Direction:
Which lines have the string "یوسفیان"? Copy all of them from the entries below.

[Stored data]
start

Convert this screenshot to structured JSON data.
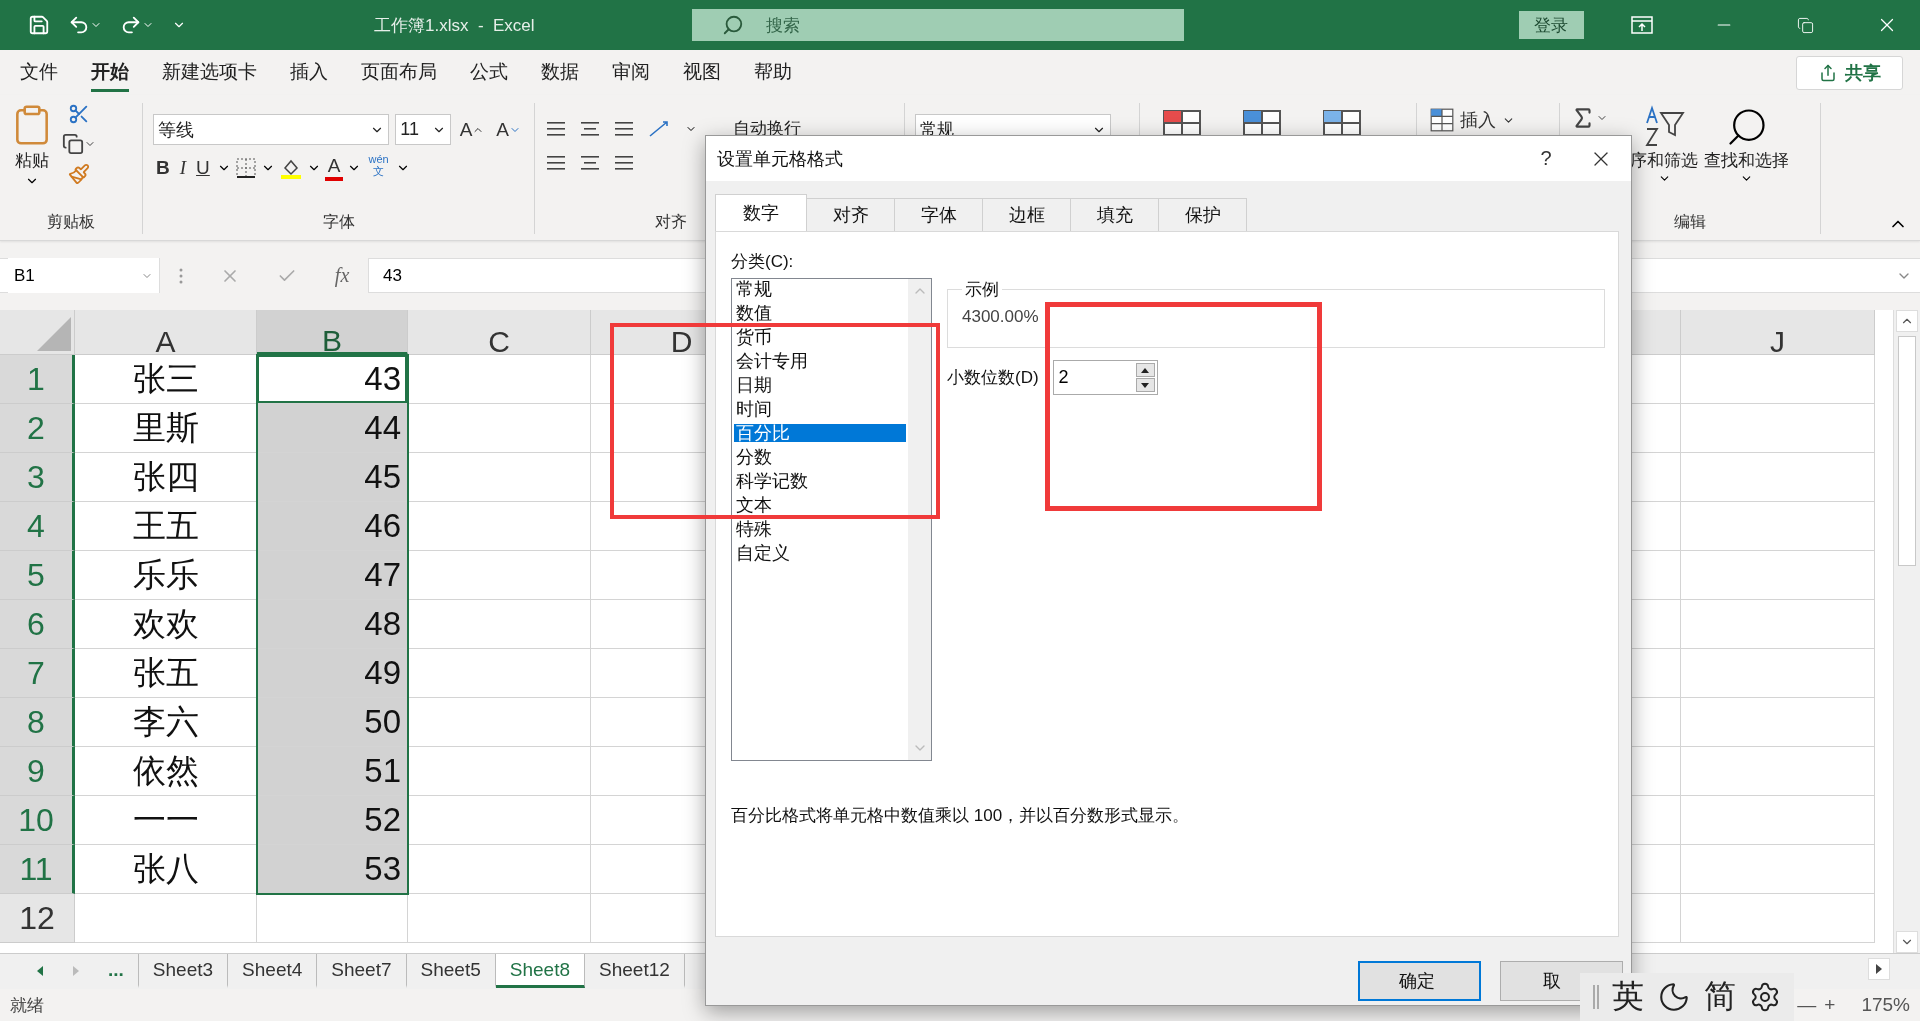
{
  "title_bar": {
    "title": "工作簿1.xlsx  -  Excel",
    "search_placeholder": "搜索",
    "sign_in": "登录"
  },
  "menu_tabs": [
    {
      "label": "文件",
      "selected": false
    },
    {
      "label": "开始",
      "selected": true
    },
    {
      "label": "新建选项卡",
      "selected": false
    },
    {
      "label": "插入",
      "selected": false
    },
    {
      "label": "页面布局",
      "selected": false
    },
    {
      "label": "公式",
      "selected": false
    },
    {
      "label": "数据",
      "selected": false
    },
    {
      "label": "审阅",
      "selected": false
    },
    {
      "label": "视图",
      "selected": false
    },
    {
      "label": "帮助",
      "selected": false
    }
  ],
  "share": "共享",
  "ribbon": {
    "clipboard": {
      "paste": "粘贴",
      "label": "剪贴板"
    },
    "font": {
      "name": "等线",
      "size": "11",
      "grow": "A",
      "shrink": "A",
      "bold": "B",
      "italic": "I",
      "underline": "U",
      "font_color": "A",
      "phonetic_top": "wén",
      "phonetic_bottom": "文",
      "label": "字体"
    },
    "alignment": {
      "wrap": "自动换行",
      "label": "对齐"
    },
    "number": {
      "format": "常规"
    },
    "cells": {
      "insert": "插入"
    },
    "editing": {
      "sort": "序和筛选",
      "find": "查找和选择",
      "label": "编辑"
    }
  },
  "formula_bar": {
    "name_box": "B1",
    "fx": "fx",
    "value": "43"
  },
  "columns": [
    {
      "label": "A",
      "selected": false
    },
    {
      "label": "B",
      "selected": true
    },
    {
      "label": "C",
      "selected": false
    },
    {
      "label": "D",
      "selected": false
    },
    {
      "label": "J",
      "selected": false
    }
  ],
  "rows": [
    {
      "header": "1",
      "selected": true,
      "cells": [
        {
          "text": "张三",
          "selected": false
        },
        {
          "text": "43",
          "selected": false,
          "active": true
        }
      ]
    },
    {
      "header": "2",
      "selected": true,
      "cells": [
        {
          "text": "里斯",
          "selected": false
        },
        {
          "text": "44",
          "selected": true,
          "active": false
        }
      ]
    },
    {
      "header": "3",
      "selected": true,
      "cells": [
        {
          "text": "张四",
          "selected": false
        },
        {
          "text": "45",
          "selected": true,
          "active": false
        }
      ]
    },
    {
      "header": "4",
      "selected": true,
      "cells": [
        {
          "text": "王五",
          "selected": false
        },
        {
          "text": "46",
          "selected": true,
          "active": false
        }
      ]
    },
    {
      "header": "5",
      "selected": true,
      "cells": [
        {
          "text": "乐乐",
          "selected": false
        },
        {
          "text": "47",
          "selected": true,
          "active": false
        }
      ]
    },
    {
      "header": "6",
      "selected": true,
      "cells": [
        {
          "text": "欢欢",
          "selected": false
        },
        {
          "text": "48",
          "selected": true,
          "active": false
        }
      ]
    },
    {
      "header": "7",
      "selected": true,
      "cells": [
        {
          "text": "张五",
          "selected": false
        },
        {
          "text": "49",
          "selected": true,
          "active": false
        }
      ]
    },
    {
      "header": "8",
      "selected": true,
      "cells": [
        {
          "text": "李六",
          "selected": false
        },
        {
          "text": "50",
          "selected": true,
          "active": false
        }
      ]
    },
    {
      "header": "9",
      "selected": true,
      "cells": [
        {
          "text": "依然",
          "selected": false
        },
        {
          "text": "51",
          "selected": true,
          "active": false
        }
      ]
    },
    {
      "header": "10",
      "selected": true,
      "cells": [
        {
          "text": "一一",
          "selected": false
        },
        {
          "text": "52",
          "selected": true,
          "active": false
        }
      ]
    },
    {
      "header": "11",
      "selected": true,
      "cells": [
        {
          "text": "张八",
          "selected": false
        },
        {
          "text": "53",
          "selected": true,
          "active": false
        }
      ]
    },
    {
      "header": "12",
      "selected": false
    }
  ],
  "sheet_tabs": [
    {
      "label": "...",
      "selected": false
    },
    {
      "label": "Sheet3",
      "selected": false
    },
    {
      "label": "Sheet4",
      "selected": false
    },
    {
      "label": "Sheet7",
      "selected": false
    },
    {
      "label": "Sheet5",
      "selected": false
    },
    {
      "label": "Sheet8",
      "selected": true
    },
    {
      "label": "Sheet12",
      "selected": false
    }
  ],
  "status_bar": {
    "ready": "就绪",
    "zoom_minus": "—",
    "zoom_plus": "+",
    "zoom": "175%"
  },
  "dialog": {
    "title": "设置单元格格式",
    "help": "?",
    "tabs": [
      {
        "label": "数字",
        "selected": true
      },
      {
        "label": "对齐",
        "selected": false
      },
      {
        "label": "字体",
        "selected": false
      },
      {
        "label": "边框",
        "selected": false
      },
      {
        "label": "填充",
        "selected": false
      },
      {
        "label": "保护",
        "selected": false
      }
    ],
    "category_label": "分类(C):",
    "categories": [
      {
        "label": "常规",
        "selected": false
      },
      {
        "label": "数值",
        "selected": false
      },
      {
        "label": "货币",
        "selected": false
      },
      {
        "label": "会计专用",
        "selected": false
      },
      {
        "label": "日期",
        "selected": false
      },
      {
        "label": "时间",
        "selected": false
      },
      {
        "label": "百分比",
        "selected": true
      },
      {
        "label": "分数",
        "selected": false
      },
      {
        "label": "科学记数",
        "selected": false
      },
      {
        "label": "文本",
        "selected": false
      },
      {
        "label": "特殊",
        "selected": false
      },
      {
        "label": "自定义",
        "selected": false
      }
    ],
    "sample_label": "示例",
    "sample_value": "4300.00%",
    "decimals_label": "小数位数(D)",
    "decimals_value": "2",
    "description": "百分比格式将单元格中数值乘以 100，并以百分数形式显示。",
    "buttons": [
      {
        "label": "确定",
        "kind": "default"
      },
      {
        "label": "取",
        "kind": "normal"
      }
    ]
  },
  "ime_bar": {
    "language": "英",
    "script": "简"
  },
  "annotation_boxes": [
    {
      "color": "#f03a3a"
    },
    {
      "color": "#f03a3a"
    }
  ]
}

end
start

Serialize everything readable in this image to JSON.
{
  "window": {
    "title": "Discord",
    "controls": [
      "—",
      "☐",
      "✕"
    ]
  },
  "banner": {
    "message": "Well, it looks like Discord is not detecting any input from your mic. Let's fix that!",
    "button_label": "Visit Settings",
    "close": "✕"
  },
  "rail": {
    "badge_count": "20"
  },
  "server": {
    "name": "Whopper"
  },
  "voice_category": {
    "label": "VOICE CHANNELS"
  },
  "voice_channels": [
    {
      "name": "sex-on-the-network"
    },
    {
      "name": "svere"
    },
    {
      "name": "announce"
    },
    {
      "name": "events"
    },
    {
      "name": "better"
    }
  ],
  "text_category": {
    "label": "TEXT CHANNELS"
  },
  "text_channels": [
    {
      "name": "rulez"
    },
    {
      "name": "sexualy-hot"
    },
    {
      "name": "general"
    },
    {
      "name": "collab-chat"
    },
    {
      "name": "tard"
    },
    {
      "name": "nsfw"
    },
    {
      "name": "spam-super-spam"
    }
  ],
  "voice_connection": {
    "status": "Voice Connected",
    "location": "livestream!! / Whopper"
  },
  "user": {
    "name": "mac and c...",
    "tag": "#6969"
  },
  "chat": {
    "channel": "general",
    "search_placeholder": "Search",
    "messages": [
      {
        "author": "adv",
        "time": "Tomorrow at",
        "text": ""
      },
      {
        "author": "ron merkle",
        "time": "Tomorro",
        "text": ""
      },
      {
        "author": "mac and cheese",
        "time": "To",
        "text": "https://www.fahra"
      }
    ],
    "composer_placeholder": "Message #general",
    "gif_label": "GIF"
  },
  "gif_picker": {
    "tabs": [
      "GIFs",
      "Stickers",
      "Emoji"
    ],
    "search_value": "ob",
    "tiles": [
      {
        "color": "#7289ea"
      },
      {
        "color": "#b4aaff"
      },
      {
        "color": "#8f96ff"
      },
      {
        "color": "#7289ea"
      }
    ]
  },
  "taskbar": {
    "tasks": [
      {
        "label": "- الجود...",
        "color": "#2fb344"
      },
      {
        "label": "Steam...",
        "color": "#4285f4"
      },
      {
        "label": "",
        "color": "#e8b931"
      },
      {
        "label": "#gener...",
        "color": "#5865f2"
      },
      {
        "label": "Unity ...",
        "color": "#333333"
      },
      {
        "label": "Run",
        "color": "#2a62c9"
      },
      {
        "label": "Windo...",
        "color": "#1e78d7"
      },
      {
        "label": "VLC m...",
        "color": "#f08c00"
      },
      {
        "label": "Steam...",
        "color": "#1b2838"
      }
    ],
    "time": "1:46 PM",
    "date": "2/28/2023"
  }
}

end
start

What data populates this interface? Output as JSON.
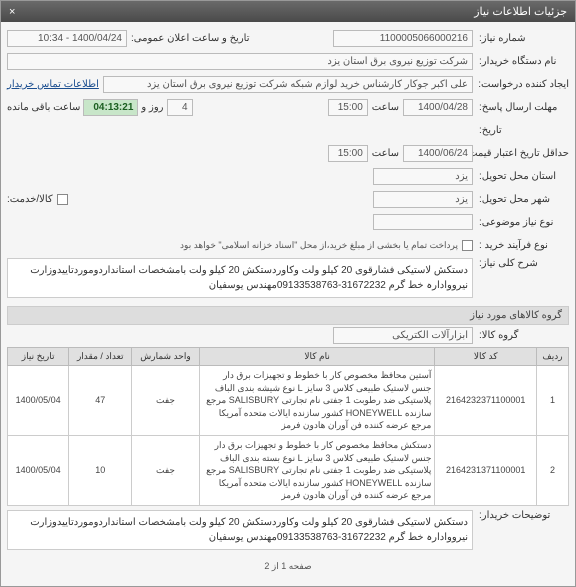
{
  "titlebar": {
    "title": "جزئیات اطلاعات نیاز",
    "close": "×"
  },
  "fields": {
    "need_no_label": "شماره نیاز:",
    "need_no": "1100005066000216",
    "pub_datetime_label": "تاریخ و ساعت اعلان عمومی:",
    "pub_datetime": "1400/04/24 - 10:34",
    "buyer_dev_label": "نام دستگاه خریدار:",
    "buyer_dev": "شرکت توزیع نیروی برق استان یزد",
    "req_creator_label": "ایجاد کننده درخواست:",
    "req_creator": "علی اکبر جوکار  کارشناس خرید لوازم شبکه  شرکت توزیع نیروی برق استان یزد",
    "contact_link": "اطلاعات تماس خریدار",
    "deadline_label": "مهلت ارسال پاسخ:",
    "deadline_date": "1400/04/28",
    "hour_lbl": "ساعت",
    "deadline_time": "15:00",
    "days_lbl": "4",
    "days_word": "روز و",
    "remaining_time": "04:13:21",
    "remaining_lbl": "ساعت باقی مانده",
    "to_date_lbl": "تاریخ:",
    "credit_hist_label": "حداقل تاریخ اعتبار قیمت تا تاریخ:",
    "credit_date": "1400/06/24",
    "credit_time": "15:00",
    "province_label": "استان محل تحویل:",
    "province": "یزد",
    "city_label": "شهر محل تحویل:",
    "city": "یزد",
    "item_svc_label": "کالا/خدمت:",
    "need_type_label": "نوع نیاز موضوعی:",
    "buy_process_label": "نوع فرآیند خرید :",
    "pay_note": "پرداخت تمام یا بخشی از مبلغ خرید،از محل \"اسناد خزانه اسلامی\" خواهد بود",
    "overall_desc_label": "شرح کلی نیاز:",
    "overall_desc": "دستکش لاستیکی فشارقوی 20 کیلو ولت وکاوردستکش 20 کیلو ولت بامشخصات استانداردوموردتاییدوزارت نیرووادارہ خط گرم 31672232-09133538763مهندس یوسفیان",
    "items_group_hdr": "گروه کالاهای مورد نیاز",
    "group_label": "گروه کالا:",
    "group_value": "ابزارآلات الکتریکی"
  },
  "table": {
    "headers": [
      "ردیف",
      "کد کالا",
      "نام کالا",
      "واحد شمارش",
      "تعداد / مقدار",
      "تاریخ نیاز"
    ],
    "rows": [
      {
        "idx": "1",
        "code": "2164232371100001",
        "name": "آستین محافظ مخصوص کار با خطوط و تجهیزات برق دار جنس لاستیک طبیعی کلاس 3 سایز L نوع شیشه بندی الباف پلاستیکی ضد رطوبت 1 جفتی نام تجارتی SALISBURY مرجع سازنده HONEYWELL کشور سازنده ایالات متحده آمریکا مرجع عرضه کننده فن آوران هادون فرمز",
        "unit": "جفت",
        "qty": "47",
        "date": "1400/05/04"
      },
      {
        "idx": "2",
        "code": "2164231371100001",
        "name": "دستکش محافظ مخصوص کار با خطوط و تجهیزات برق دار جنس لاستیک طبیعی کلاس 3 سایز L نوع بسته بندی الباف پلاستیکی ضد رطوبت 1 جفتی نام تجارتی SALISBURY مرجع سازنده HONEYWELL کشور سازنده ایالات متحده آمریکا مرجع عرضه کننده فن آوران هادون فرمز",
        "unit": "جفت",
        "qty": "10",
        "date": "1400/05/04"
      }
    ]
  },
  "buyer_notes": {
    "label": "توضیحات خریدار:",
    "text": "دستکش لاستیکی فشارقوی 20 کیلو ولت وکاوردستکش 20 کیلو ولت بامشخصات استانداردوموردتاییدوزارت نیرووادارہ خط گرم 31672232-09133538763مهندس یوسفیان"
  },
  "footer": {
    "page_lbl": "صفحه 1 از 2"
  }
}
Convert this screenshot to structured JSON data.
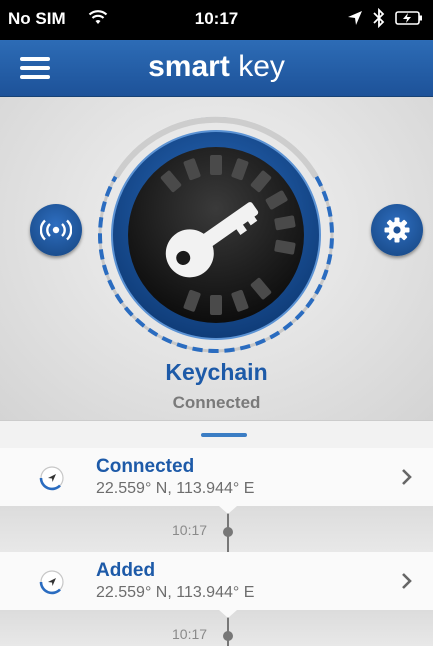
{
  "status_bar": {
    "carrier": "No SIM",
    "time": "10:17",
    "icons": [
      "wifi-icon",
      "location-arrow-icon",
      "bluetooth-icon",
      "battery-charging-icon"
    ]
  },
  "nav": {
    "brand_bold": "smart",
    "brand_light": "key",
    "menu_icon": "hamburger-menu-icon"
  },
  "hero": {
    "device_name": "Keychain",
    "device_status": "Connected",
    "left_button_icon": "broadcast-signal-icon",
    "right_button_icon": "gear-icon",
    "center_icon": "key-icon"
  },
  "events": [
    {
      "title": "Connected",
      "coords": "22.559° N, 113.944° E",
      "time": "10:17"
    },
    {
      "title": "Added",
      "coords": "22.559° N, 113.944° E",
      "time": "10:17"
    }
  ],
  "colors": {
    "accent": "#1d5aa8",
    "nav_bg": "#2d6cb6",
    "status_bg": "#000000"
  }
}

end

Solution to the problem:
    "overall_desc": "دستکش لاستیکی فشارقوی 20 کیلو ولت وکاوردستکش 20 کیلو ولت بامشخصات استانداردوموردتاییدوزارت نیرووادارہ خط گرم 31672232-09133538763مهندس یوسفیان",
    "text": "دستکش لاستیکی فشارقوی 20 کیلو ولت وکاوردستکش 20 کیلو ولت بامشخصات استانداردوموردتاییدوزارت نیرووادارہ خط گرم 31672232-09133538763مهندس یوسفیان"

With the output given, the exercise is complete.